Figure content listings

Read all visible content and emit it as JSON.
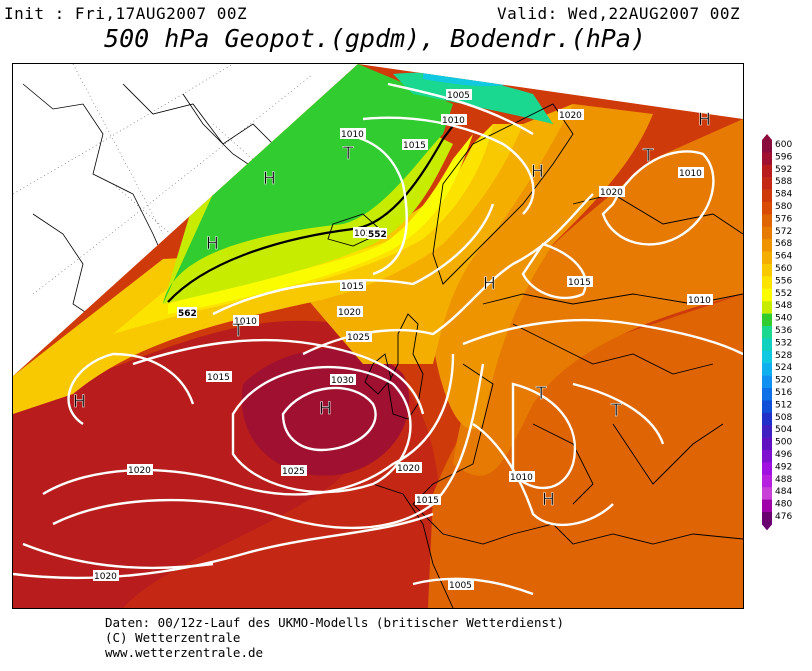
{
  "header": {
    "init": "Init : Fri,17AUG2007 00Z",
    "valid": "Valid: Wed,22AUG2007 00Z",
    "title": "500 hPa Geopot.(gpdm), Bodendr.(hPa)"
  },
  "isobar_labels": [
    "1005",
    "1010",
    "1010",
    "1015",
    "1020",
    "1020",
    "1010",
    "1010",
    "1015",
    "1020",
    "1010",
    "1025",
    "1030",
    "1015",
    "1020",
    "1025",
    "1020",
    "1015",
    "1010",
    "1015",
    "1010",
    "1020",
    "1005"
  ],
  "geopotential_labels": [
    "562",
    "552"
  ],
  "pressure_centers": [
    "H",
    "T",
    "H",
    "H",
    "H",
    "T",
    "H",
    "T",
    "H",
    "H",
    "T",
    "T",
    "H"
  ],
  "legend": {
    "levels": [
      "600",
      "596",
      "592",
      "588",
      "584",
      "580",
      "576",
      "572",
      "568",
      "564",
      "560",
      "556",
      "552",
      "548",
      "540",
      "536",
      "532",
      "528",
      "524",
      "520",
      "516",
      "512",
      "508",
      "504",
      "500",
      "496",
      "492",
      "488",
      "484",
      "480",
      "476"
    ],
    "colors": [
      "#8a0c3c",
      "#a01030",
      "#b81c1c",
      "#c42814",
      "#cf3a0a",
      "#d84c06",
      "#df6404",
      "#e67a02",
      "#ee9400",
      "#f4ae00",
      "#f8c800",
      "#fce400",
      "#fcfc00",
      "#c8ec00",
      "#30cc30",
      "#1ad890",
      "#10d0c0",
      "#10c8e0",
      "#10b0f0",
      "#1090f0",
      "#1070e8",
      "#1050d8",
      "#2030c8",
      "#4020c0",
      "#6010c0",
      "#8010d0",
      "#a010e0",
      "#b820e0",
      "#c840d8",
      "#a000a8",
      "#6a0070"
    ]
  },
  "footer": {
    "line1": "Daten: 00/12z-Lauf des UKMO-Modells (britischer Wetterdienst)",
    "line2": "(C) Wetterzentrale",
    "line3": "www.wetterzentrale.de"
  }
}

Instructions for the task
Pictures are not part of the copy; output everything else in the records exactly.

Result below
Read all visible content and emit it as JSON.
{
  "header": {
    "init": "Init : Fri,17AUG2007 00Z",
    "valid": "Valid: Wed,22AUG2007 00Z",
    "title": "500 hPa Geopot.(gpdm), Bodendr.(hPa)"
  },
  "isobar_labels": [
    "1005",
    "1010",
    "1010",
    "1015",
    "1020",
    "1020",
    "1010",
    "1010",
    "1015",
    "1020",
    "1010",
    "1025",
    "1030",
    "1015",
    "1020",
    "1025",
    "1020",
    "1015",
    "1010",
    "1015",
    "1010",
    "1020",
    "1005"
  ],
  "geopotential_labels": [
    "562",
    "552"
  ],
  "pressure_centers": [
    "H",
    "T",
    "H",
    "H",
    "H",
    "T",
    "H",
    "T",
    "H",
    "H",
    "T",
    "T",
    "H"
  ],
  "legend": {
    "levels": [
      "600",
      "596",
      "592",
      "588",
      "584",
      "580",
      "576",
      "572",
      "568",
      "564",
      "560",
      "556",
      "552",
      "548",
      "540",
      "536",
      "532",
      "528",
      "524",
      "520",
      "516",
      "512",
      "508",
      "504",
      "500",
      "496",
      "492",
      "488",
      "484",
      "480",
      "476"
    ],
    "colors": [
      "#8a0c3c",
      "#a01030",
      "#b81c1c",
      "#c42814",
      "#cf3a0a",
      "#d84c06",
      "#df6404",
      "#e67a02",
      "#ee9400",
      "#f4ae00",
      "#f8c800",
      "#fce400",
      "#fcfc00",
      "#c8ec00",
      "#30cc30",
      "#1ad890",
      "#10d0c0",
      "#10c8e0",
      "#10b0f0",
      "#1090f0",
      "#1070e8",
      "#1050d8",
      "#2030c8",
      "#4020c0",
      "#6010c0",
      "#8010d0",
      "#a010e0",
      "#b820e0",
      "#c840d8",
      "#a000a8",
      "#6a0070"
    ]
  },
  "footer": {
    "line1": "Daten: 00/12z-Lauf des UKMO-Modells (britischer Wetterdienst)",
    "line2": "(C) Wetterzentrale",
    "line3": "www.wetterzentrale.de"
  }
}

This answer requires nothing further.